** begin Data listing **
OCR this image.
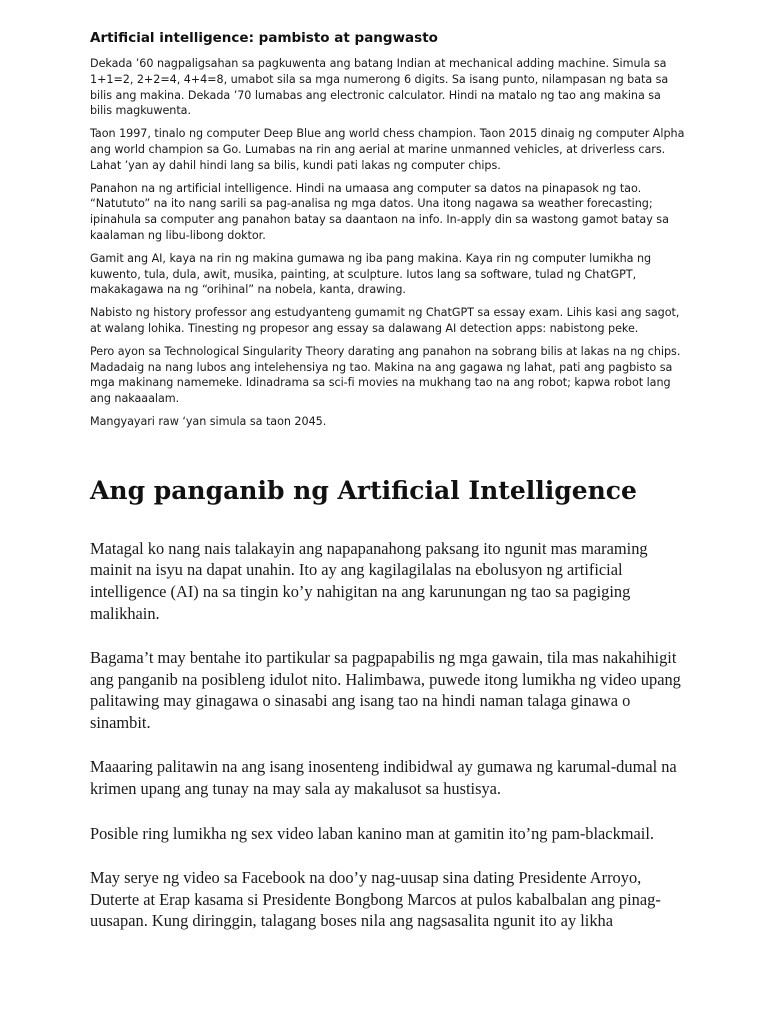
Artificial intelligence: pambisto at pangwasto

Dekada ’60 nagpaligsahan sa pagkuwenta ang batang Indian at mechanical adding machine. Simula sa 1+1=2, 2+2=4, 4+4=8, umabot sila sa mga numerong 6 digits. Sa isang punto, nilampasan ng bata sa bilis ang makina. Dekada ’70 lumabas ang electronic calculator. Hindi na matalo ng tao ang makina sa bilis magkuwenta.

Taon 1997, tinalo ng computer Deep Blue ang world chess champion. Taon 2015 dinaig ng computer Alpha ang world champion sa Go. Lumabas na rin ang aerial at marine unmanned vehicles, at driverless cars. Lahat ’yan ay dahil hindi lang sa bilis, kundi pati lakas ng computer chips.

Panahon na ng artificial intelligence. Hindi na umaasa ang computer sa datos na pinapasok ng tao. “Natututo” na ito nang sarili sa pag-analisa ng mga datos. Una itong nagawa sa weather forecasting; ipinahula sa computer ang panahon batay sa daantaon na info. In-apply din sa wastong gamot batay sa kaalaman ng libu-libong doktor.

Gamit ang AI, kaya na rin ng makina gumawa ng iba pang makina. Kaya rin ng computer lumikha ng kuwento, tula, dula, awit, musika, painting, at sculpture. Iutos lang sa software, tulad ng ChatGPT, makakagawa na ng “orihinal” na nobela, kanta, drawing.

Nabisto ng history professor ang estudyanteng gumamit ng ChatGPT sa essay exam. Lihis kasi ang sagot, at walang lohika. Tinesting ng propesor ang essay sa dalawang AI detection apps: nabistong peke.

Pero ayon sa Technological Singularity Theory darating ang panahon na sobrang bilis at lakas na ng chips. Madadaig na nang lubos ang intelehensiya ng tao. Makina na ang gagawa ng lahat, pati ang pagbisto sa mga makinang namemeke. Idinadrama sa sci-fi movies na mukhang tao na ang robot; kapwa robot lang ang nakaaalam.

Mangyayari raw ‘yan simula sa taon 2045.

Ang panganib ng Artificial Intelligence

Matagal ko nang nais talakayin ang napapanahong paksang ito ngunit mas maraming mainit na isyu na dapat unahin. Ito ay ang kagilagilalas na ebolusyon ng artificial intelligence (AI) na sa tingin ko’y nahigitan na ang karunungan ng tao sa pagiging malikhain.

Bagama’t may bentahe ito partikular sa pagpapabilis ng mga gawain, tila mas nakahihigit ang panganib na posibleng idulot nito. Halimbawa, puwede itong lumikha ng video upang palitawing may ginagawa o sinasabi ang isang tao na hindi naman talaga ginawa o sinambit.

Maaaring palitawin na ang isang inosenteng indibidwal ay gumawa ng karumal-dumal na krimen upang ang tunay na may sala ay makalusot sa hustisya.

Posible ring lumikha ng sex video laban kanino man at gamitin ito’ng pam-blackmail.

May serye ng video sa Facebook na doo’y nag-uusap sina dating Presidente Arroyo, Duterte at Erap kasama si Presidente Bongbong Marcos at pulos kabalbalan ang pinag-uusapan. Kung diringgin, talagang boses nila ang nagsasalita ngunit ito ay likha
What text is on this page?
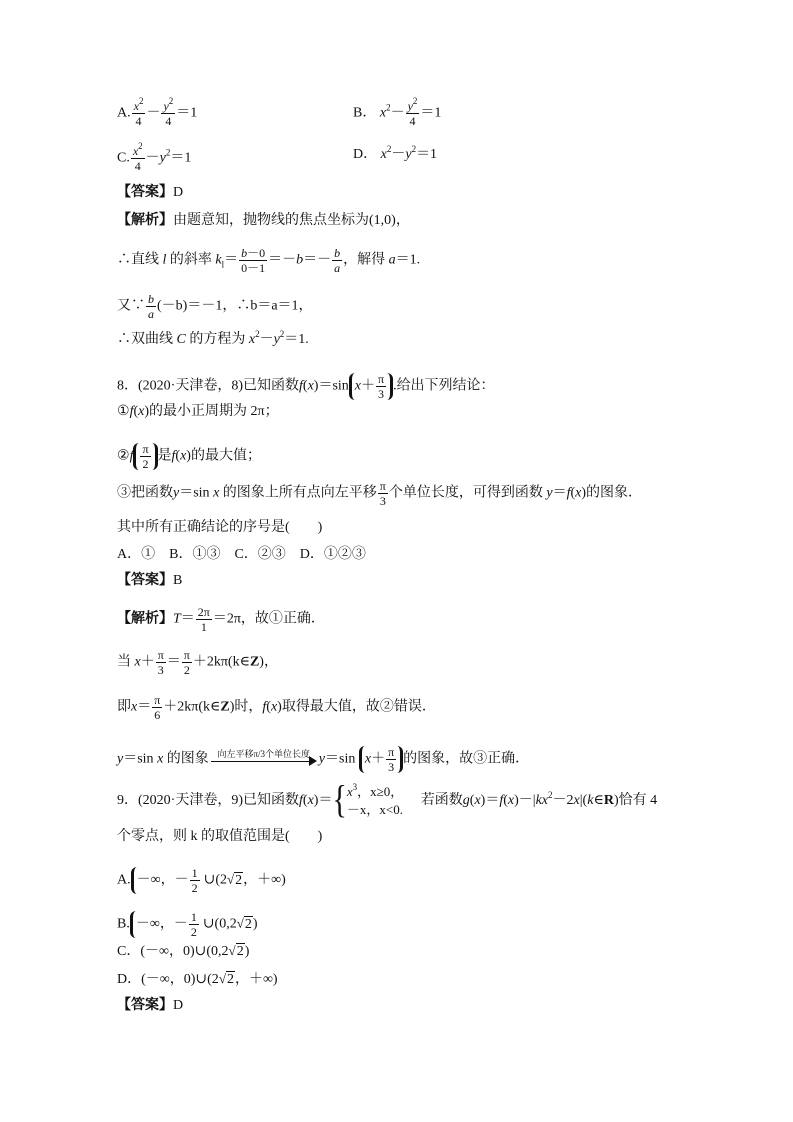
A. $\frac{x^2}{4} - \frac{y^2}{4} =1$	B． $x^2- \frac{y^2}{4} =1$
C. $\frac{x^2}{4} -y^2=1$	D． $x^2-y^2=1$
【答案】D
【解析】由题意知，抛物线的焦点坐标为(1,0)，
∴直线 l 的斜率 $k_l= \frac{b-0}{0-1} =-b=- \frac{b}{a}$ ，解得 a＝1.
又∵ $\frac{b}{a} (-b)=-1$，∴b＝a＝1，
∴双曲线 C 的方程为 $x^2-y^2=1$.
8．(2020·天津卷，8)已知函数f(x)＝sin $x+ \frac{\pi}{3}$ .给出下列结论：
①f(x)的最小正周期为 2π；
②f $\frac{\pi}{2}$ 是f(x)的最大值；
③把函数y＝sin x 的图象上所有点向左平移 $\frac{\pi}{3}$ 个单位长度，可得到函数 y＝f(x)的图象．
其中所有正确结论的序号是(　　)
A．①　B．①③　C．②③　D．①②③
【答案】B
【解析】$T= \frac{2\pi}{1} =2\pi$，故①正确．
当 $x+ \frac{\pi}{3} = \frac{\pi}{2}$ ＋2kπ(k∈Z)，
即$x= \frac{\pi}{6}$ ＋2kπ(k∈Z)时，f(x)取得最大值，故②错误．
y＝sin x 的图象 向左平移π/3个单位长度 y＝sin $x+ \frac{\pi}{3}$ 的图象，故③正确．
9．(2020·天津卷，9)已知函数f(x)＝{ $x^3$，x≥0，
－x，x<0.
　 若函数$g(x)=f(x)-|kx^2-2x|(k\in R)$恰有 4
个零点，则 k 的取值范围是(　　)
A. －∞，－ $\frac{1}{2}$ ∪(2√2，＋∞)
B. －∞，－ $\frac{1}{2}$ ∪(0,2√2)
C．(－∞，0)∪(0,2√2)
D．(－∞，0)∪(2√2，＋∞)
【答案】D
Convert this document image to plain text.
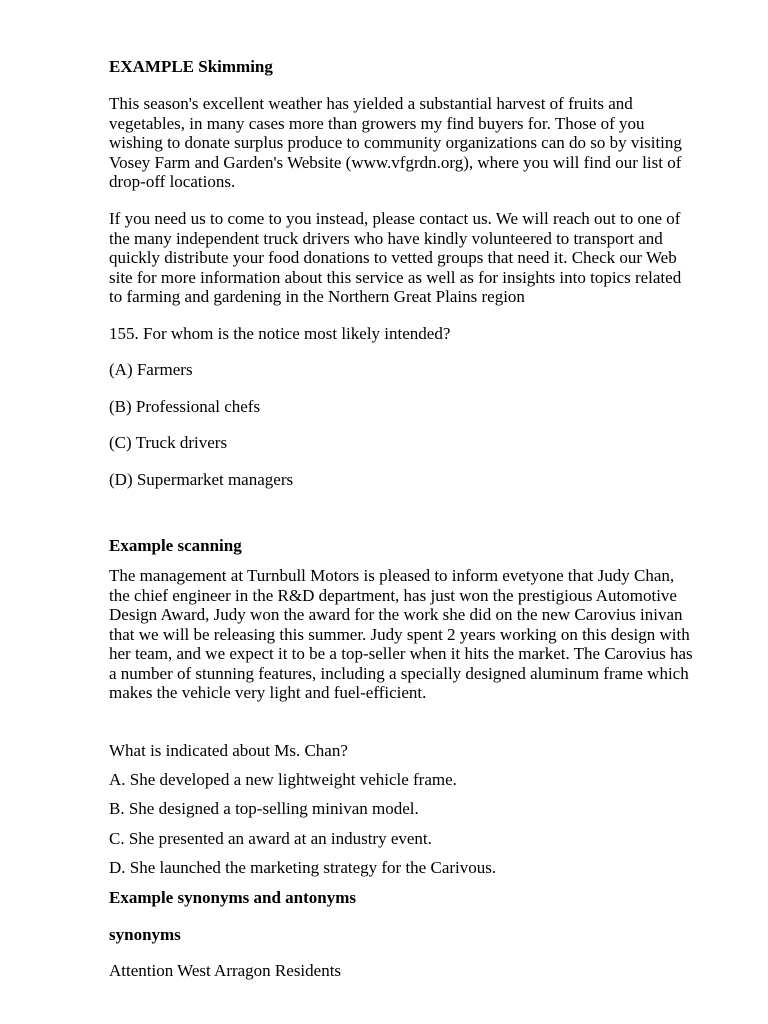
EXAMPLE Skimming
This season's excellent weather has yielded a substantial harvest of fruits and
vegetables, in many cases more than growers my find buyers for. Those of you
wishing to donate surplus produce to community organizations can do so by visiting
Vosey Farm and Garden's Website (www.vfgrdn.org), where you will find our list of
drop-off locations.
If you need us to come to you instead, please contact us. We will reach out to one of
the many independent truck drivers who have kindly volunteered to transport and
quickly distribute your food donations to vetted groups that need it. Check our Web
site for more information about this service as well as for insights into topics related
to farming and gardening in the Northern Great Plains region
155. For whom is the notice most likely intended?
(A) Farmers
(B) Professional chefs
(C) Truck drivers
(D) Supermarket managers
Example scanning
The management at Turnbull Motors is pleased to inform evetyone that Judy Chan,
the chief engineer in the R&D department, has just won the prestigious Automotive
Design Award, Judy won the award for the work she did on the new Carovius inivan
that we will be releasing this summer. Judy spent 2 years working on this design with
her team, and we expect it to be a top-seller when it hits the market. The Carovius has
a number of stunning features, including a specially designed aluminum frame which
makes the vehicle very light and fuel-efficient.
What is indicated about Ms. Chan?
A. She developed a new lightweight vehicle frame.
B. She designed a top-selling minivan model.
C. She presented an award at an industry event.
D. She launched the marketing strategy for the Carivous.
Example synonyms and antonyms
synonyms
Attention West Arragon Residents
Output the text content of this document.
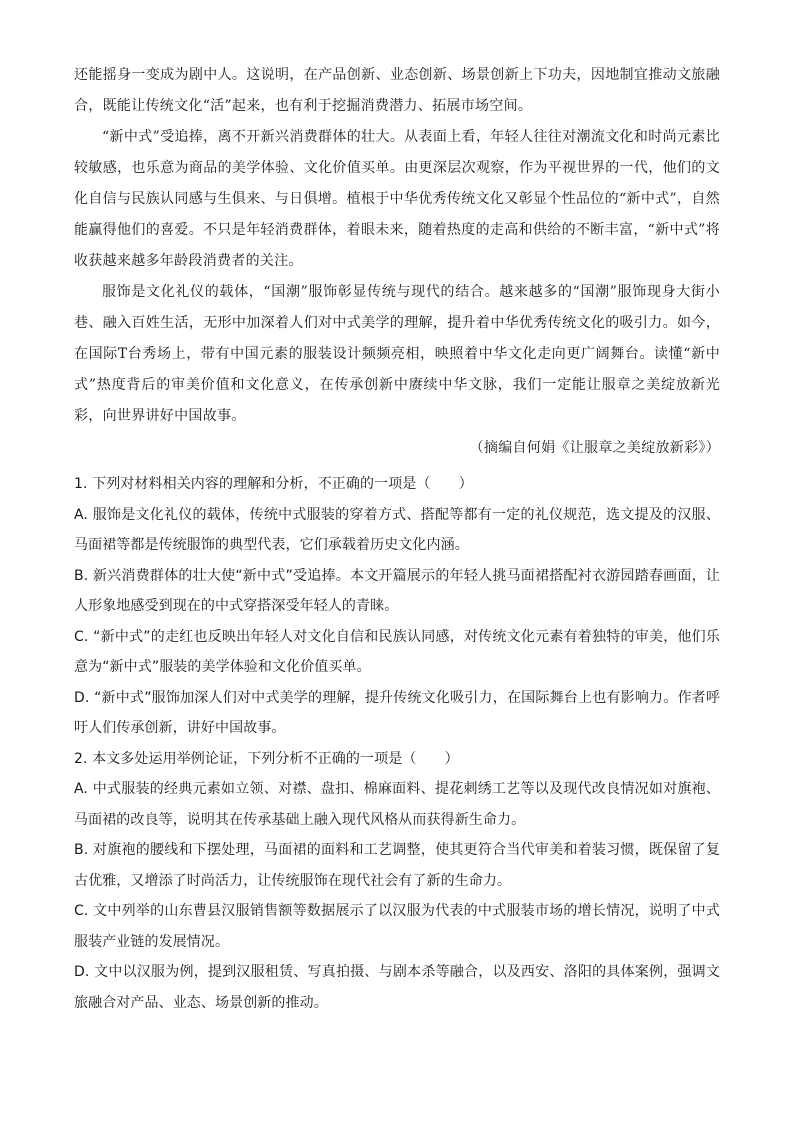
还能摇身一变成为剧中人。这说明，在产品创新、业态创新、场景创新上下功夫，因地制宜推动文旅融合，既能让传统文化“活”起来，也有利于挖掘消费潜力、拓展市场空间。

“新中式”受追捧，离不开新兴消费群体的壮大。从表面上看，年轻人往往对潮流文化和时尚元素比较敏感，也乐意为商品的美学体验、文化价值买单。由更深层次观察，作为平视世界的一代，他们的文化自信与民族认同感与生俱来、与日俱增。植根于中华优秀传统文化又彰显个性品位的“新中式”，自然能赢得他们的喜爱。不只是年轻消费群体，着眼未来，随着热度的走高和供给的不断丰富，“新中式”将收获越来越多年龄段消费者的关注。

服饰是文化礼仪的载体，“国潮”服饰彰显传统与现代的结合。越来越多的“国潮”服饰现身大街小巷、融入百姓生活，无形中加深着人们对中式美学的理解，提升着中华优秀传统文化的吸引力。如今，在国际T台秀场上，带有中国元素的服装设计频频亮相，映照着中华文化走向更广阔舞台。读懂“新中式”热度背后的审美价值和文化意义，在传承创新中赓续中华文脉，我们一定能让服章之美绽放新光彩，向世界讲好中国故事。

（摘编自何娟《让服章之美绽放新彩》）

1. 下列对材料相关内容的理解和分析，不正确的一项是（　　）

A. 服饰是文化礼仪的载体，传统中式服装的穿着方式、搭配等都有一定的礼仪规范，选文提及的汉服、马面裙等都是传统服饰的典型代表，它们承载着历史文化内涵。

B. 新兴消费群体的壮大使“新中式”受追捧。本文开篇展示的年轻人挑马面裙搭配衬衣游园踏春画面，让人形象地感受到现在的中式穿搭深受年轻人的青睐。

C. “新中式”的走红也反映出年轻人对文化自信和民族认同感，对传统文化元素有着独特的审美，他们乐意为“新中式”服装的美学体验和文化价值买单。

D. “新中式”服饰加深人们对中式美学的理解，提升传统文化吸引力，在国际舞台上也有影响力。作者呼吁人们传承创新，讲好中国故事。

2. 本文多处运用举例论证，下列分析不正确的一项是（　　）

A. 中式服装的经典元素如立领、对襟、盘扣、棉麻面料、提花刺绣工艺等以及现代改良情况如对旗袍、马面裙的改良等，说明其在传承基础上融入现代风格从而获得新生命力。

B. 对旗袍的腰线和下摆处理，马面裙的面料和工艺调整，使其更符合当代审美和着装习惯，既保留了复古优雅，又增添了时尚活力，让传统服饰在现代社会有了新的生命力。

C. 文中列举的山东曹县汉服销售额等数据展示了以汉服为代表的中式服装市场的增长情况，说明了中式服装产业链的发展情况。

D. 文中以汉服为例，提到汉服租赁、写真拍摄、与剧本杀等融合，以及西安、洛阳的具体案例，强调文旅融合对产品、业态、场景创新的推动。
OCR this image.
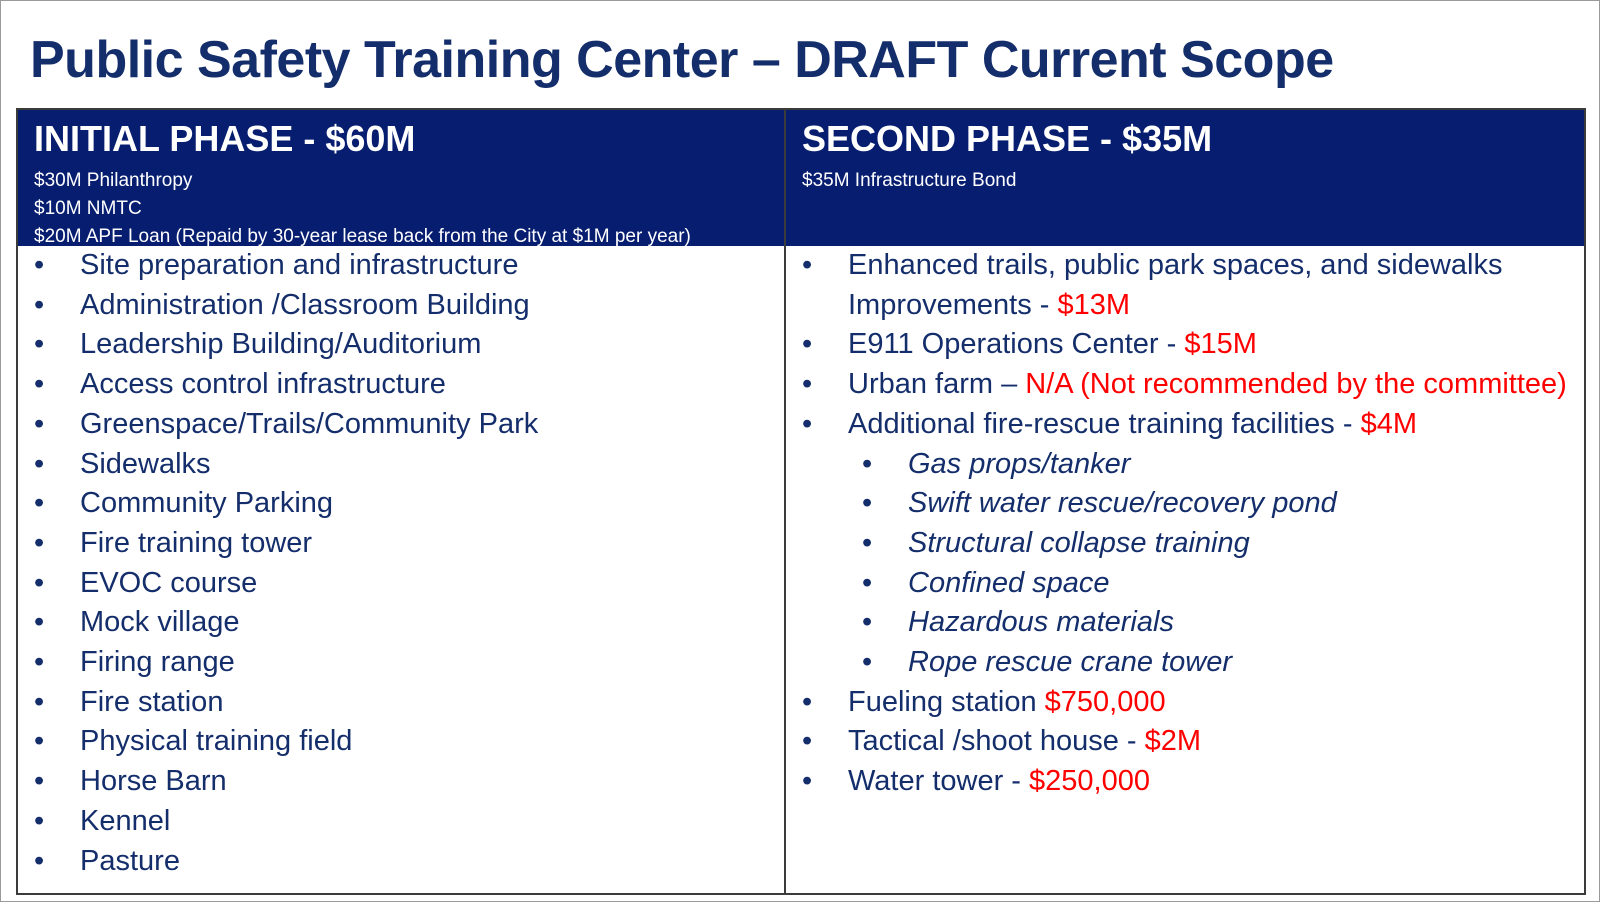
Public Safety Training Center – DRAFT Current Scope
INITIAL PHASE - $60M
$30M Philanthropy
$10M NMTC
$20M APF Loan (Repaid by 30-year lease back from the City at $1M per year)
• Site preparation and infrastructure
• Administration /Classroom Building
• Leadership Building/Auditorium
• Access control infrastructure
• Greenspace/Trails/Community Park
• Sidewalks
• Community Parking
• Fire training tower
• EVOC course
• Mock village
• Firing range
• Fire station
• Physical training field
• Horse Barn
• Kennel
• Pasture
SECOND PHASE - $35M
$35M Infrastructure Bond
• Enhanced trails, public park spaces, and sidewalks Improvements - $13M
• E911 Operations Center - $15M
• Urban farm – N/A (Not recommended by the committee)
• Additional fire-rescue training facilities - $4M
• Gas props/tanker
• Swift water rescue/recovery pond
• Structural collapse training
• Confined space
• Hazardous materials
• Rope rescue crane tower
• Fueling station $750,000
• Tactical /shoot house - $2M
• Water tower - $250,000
** end Data listing **
**Exercise requirements**
Identify lines with the string "that". Copy each one.

**Reply**
quickly distribute your food donations to vetted groups that need it. Check our Web
The management at Turnbull Motors is pleased to inform evetyone that Judy Chan,
that we will be releasing this summer. Judy spent 2 years working on this design with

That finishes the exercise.